→ **Aim of the exercise**:
Would you copy out the whole listing exactly as given?

→ **Information provided**:
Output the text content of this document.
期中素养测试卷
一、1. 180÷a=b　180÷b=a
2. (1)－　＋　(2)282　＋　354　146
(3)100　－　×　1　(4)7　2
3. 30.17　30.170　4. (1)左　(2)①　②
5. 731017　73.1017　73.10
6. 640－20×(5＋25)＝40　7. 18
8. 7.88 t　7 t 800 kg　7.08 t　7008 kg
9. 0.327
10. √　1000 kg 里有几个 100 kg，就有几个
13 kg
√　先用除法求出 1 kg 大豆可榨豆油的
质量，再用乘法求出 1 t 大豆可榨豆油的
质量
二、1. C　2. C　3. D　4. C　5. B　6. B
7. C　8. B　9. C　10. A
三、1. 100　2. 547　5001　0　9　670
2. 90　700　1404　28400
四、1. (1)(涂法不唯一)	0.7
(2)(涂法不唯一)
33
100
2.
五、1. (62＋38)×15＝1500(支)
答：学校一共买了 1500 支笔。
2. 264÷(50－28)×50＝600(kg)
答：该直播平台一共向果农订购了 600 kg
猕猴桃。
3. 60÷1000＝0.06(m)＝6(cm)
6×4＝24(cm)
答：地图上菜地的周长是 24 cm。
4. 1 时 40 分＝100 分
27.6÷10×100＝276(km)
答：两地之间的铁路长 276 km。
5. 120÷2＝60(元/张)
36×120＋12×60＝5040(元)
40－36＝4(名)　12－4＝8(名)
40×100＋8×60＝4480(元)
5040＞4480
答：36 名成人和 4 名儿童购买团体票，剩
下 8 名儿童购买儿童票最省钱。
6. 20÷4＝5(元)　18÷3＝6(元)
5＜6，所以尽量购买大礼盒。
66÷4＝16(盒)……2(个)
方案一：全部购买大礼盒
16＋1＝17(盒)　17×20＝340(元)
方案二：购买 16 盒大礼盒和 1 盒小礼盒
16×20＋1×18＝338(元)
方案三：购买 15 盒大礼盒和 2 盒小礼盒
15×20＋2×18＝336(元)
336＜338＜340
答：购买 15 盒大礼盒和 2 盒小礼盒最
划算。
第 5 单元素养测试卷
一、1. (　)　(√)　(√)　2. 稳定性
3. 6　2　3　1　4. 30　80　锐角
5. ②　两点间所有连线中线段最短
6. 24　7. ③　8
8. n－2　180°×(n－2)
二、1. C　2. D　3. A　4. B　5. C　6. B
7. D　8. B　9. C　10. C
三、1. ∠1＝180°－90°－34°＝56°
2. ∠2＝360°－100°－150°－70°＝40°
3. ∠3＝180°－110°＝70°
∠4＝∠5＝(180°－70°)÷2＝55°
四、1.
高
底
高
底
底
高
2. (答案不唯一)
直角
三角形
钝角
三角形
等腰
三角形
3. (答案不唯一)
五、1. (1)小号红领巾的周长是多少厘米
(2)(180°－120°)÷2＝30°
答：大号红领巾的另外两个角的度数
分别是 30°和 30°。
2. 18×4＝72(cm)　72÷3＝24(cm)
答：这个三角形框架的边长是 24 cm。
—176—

→ **Result for this exercise**:
Output the text content of this document.
期中素养测试卷
一、1. 180÷a=b　180÷b=a
2. (1)－　＋　(2)282　＋　354　146
(3)100　－　×　1　(4)7　2
3. 30.17　30.170　4. (1)左　(2)①　②
5. 731017　73.1017　73.10
6. 640－20×(5＋25)＝40　7. 18
8. 7.88 t　7 t 800 kg　7.08 t　7008 kg
9. 0.327
10. √　1000 kg 里有几个 100 kg，就有几个
13 kg
√　先用除法求出 1 kg 大豆可榨豆油的
质量，再用乘法求出 1 t 大豆可榨豆油的
质量
二、1. C　2. C　3. D　4. C　5. B　6. B
7. C　8. B　9. C　10. A
三、1. 100　2. 547　5001　0　9　670
2. 90　700　1404　28400
四、1. (1)(涂法不唯一)	0.7
(2)(涂法不唯一)
33
100
2.
五、1. (62＋38)×15＝1500(支)
答：学校一共买了 1500 支笔。
2. 264÷(50－28)×50＝600(kg)
答：该直播平台一共向果农订购了 600 kg
猕猴桃。
3. 60÷1000＝0.06(m)＝6(cm)
6×4＝24(cm)
答：地图上菜地的周长是 24 cm。
4. 1 时 40 分＝100 分
27.6÷10×100＝276(km)
答：两地之间的铁路长 276 km。
5. 120÷2＝60(元/张)
36×120＋12×60＝5040(元)
40－36＝4(名)　12－4＝8(名)
40×100＋8×60＝4480(元)
5040＞4480
答：36 名成人和 4 名儿童购买团体票，剩
下 8 名儿童购买儿童票最省钱。
6. 20÷4＝5(元)　18÷3＝6(元)
5＜6，所以尽量购买大礼盒。
66÷4＝16(盒)……2(个)
方案一：全部购买大礼盒
16＋1＝17(盒)　17×20＝340(元)
方案二：购买 16 盒大礼盒和 1 盒小礼盒
16×20＋1×18＝338(元)
方案三：购买 15 盒大礼盒和 2 盒小礼盒
15×20＋2×18＝336(元)
336＜338＜340
答：购买 15 盒大礼盒和 2 盒小礼盒最
划算。
第 5 单元素养测试卷
一、1. (　)　(√)　(√)　2. 稳定性
3. 6　2　3　1　4. 30　80　锐角
5. ②　两点间所有连线中线段最短
6. 24　7. ③　8
8. n－2　180°×(n－2)
二、1. C　2. D　3. A　4. B　5. C　6. B
7. D　8. B　9. C　10. C
三、1. ∠1＝180°－90°－34°＝56°
2. ∠2＝360°－100°－150°－70°＝40°
3. ∠3＝180°－110°＝70°
∠4＝∠5＝(180°－70°)÷2＝55°
四、1.
高
底
高
底
底
高
2. (答案不唯一)
直角
三角形
钝角
三角形
等腰
三角形
3. (答案不唯一)
五、1. (1)小号红领巾的周长是多少厘米
(2)(180°－120°)÷2＝30°
答：大号红领巾的另外两个角的度数
分别是 30°和 30°。
2. 18×4＝72(cm)　72÷3＝24(cm)
答：这个三角形框架的边长是 24 cm。
—176—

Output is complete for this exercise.